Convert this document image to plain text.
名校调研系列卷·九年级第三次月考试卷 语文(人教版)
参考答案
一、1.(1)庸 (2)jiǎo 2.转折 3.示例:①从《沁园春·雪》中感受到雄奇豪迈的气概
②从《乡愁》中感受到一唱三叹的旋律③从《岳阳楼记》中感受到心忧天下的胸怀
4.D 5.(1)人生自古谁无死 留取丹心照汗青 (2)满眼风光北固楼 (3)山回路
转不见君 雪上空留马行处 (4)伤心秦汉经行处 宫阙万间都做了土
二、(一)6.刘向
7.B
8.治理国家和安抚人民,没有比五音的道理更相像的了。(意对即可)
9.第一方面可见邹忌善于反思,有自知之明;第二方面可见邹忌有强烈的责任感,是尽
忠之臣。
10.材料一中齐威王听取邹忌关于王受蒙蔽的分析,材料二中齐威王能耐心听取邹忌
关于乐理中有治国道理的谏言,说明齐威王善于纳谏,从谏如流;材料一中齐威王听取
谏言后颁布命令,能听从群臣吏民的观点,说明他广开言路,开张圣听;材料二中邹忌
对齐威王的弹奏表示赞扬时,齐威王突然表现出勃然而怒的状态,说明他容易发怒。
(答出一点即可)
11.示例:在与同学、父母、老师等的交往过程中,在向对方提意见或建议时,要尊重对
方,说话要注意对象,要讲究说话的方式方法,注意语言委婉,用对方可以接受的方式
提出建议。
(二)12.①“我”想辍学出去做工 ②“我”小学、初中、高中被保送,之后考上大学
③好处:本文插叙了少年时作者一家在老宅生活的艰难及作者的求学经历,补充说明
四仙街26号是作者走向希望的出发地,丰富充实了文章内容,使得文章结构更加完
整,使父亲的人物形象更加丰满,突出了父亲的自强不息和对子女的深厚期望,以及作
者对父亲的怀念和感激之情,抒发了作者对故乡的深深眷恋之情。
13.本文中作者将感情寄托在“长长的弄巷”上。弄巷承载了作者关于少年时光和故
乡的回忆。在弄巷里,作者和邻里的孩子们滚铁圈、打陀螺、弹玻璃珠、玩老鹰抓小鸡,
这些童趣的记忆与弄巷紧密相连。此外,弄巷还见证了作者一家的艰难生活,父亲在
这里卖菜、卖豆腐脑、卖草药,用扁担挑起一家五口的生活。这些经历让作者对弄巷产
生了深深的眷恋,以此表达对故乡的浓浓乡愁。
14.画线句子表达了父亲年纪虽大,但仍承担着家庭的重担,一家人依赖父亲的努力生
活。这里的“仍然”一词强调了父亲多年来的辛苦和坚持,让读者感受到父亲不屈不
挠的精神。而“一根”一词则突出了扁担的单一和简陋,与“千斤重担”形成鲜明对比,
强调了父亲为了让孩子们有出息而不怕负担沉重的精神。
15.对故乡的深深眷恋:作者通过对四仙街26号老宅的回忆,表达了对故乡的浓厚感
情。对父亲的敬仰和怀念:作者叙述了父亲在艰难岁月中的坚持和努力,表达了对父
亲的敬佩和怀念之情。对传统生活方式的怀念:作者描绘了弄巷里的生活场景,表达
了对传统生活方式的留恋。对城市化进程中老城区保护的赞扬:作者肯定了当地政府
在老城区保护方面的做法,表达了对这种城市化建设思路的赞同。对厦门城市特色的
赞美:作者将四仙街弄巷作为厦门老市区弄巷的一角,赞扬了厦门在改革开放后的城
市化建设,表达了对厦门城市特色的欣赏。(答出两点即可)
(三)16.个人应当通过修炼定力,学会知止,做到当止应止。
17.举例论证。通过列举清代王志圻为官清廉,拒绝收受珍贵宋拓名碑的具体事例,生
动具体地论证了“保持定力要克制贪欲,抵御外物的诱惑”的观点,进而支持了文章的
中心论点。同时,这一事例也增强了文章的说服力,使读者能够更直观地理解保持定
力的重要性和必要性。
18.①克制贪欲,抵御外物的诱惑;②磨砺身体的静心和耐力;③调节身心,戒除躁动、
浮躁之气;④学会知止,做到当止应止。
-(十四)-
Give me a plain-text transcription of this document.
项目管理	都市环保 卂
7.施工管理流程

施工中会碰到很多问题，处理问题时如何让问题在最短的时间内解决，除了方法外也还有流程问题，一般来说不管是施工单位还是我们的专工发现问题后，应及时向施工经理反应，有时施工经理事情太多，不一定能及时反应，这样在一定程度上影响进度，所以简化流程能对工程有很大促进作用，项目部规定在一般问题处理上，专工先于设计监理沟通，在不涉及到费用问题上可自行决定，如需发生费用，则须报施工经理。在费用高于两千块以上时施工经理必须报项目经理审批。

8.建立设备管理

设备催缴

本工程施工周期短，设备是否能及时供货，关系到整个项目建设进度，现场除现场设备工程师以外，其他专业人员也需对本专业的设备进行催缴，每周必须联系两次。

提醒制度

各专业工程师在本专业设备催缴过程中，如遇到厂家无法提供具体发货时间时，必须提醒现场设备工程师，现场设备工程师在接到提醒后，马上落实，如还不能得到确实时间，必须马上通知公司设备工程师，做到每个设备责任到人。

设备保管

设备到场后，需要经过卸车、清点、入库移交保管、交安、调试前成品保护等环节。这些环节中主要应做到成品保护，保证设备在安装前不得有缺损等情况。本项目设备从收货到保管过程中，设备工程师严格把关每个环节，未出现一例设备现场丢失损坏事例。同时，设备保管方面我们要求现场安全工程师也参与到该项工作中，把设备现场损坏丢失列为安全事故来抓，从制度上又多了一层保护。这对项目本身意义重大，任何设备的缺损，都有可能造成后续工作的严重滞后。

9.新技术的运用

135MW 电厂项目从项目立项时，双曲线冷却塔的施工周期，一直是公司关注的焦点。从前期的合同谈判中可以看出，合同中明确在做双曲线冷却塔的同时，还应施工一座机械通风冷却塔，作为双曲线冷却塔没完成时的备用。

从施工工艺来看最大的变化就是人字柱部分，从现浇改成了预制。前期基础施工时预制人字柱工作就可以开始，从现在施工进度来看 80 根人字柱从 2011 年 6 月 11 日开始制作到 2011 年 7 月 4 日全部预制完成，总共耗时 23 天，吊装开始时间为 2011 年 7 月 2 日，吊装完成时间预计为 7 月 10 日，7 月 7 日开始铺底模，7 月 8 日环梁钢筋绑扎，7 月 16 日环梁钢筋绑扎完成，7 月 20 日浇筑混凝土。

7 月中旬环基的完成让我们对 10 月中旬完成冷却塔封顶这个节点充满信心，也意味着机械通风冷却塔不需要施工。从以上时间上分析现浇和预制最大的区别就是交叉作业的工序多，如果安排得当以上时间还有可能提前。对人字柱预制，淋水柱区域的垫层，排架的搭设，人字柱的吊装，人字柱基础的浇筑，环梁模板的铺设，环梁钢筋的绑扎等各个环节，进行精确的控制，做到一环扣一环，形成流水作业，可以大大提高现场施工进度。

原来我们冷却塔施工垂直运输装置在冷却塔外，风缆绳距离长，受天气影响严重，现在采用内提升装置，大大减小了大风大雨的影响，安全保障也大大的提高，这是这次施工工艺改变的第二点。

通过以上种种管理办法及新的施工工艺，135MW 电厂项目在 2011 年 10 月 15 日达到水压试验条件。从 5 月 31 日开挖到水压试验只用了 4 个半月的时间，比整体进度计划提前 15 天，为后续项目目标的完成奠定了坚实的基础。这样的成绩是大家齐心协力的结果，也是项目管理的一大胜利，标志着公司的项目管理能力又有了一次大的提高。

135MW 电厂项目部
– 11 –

Problem statement:
Transcribe every entry exactly, omitting nothing.

In response:
Convert this document image to plain text.
名校调研系列卷·九年级第三次月考试卷 语文(人教版)
参考答案
一、1.(1)庸 (2)jiǎo 2.转折 3.示例:①从《沁园春·雪》中感受到雄奇豪迈的气概
②从《乡愁》中感受到一唱三叹的旋律③从《岳阳楼记》中感受到心忧天下的胸怀
4.D 5.(1)人生自古谁无死 留取丹心照汗青 (2)满眼风光北固楼 (3)山回路
转不见君 雪上空留马行处 (4)伤心秦汉经行处 宫阙万间都做了土
二、(一)6.刘向
7.B
8.治理国家和安抚人民,没有比五音的道理更相像的了。(意对即可)
9.第一方面可见邹忌善于反思,有自知之明;第二方面可见邹忌有强烈的责任感,是尽
忠之臣。
10.材料一中齐威王听取邹忌关于王受蒙蔽的分析,材料二中齐威王能耐心听取邹忌
关于乐理中有治国道理的谏言,说明齐威王善于纳谏,从谏如流;材料一中齐威王听取
谏言后颁布命令,能听从群臣吏民的观点,说明他广开言路,开张圣听;材料二中邹忌
对齐威王的弹奏表示赞扬时,齐威王突然表现出勃然而怒的状态,说明他容易发怒。
(答出一点即可)
11.示例:在与同学、父母、老师等的交往过程中,在向对方提意见或建议时,要尊重对
方,说话要注意对象,要讲究说话的方式方法,注意语言委婉,用对方可以接受的方式
提出建议。
(二)12.①“我”想辍学出去做工 ②“我”小学、初中、高中被保送,之后考上大学
③好处:本文插叙了少年时作者一家在老宅生活的艰难及作者的求学经历,补充说明
四仙街26号是作者走向希望的出发地,丰富充实了文章内容,使得文章结构更加完
整,使父亲的人物形象更加丰满,突出了父亲的自强不息和对子女的深厚期望,以及作
者对父亲的怀念和感激之情,抒发了作者对故乡的深深眷恋之情。
13.本文中作者将感情寄托在“长长的弄巷”上。弄巷承载了作者关于少年时光和故
乡的回忆。在弄巷里,作者和邻里的孩子们滚铁圈、打陀螺、弹玻璃珠、玩老鹰抓小鸡,
这些童趣的记忆与弄巷紧密相连。此外,弄巷还见证了作者一家的艰难生活,父亲在
这里卖菜、卖豆腐脑、卖草药,用扁担挑起一家五口的生活。这些经历让作者对弄巷产
生了深深的眷恋,以此表达对故乡的浓浓乡愁。
14.画线句子表达了父亲年纪虽大,但仍承担着家庭的重担,一家人依赖父亲的努力生
活。这里的“仍然”一词强调了父亲多年来的辛苦和坚持,让读者感受到父亲不屈不
挠的精神。而“一根”一词则突出了扁担的单一和简陋,与“千斤重担”形成鲜明对比,
强调了父亲为了让孩子们有出息而不怕负担沉重的精神。
15.对故乡的深深眷恋:作者通过对四仙街26号老宅的回忆,表达了对故乡的浓厚感
情。对父亲的敬仰和怀念:作者叙述了父亲在艰难岁月中的坚持和努力,表达了对父
亲的敬佩和怀念之情。对传统生活方式的怀念:作者描绘了弄巷里的生活场景,表达
了对传统生活方式的留恋。对城市化进程中老城区保护的赞扬:作者肯定了当地政府
在老城区保护方面的做法,表达了对这种城市化建设思路的赞同。对厦门城市特色的
赞美:作者将四仙街弄巷作为厦门老市区弄巷的一角,赞扬了厦门在改革开放后的城
市化建设,表达了对厦门城市特色的欣赏。(答出两点即可)
(三)16.个人应当通过修炼定力,学会知止,做到当止应止。
17.举例论证。通过列举清代王志圻为官清廉,拒绝收受珍贵宋拓名碑的具体事例,生
动具体地论证了“保持定力要克制贪欲,抵御外物的诱惑”的观点,进而支持了文章的
中心论点。同时,这一事例也增强了文章的说服力,使读者能够更直观地理解保持定
力的重要性和必要性。
18.①克制贪欲,抵御外物的诱惑;②磨砺身体的静心和耐力;③调节身心,戒除躁动、
浮躁之气;④学会知止,做到当止应止。
-(十四)-
Give me a plain-text transcription of this document.
项目管理	都市环保 卂
7.施工管理流程

施工中会碰到很多问题，处理问题时如何让问题在最短的时间内解决，除了方法外也还有流程问题，一般来说不管是施工单位还是我们的专工发现问题后，应及时向施工经理反应，有时施工经理事情太多，不一定能及时反应，这样在一定程度上影响进度，所以简化流程能对工程有很大促进作用，项目部规定在一般问题处理上，专工先于设计监理沟通，在不涉及到费用问题上可自行决定，如需发生费用，则须报施工经理。在费用高于两千块以上时施工经理必须报项目经理审批。

8.建立设备管理

设备催缴

本工程施工周期短，设备是否能及时供货，关系到整个项目建设进度，现场除现场设备工程师以外，其他专业人员也需对本专业的设备进行催缴，每周必须联系两次。

提醒制度

各专业工程师在本专业设备催缴过程中，如遇到厂家无法提供具体发货时间时，必须提醒现场设备工程师，现场设备工程师在接到提醒后，马上落实，如还不能得到确实时间，必须马上通知公司设备工程师，做到每个设备责任到人。

设备保管

设备到场后，需要经过卸车、清点、入库移交保管、交安、调试前成品保护等环节。这些环节中主要应做到成品保护，保证设备在安装前不得有缺损等情况。本项目设备从收货到保管过程中，设备工程师严格把关每个环节，未出现一例设备现场丢失损坏事例。同时，设备保管方面我们要求现场安全工程师也参与到该项工作中，把设备现场损坏丢失列为安全事故来抓，从制度上又多了一层保护。这对项目本身意义重大，任何设备的缺损，都有可能造成后续工作的严重滞后。

9.新技术的运用

135MW 电厂项目从项目立项时，双曲线冷却塔的施工周期，一直是公司关注的焦点。从前期的合同谈判中可以看出，合同中明确在做双曲线冷却塔的同时，还应施工一座机械通风冷却塔，作为双曲线冷却塔没完成时的备用。

从施工工艺来看最大的变化就是人字柱部分，从现浇改成了预制。前期基础施工时预制人字柱工作就可以开始，从现在施工进度来看 80 根人字柱从 2011 年 6 月 11 日开始制作到 2011 年 7 月 4 日全部预制完成，总共耗时 23 天，吊装开始时间为 2011 年 7 月 2 日，吊装完成时间预计为 7 月 10 日，7 月 7 日开始铺底模，7 月 8 日环梁钢筋绑扎，7 月 16 日环梁钢筋绑扎完成，7 月 20 日浇筑混凝土。

7 月中旬环基的完成让我们对 10 月中旬完成冷却塔封顶这个节点充满信心，也意味着机械通风冷却塔不需要施工。从以上时间上分析现浇和预制最大的区别就是交叉作业的工序多，如果安排得当以上时间还有可能提前。对人字柱预制，淋水柱区域的垫层，排架的搭设，人字柱的吊装，人字柱基础的浇筑，环梁模板的铺设，环梁钢筋的绑扎等各个环节，进行精确的控制，做到一环扣一环，形成流水作业，可以大大提高现场施工进度。

原来我们冷却塔施工垂直运输装置在冷却塔外，风缆绳距离长，受天气影响严重，现在采用内提升装置，大大减小了大风大雨的影响，安全保障也大大的提高，这是这次施工工艺改变的第二点。

通过以上种种管理办法及新的施工工艺，135MW 电厂项目在 2011 年 10 月 15 日达到水压试验条件。从 5 月 31 日开挖到水压试验只用了 4 个半月的时间，比整体进度计划提前 15 天，为后续项目目标的完成奠定了坚实的基础。这样的成绩是大家齐心协力的结果，也是项目管理的一大胜利，标志着公司的项目管理能力又有了一次大的提高。

135MW 电厂项目部
– 11 –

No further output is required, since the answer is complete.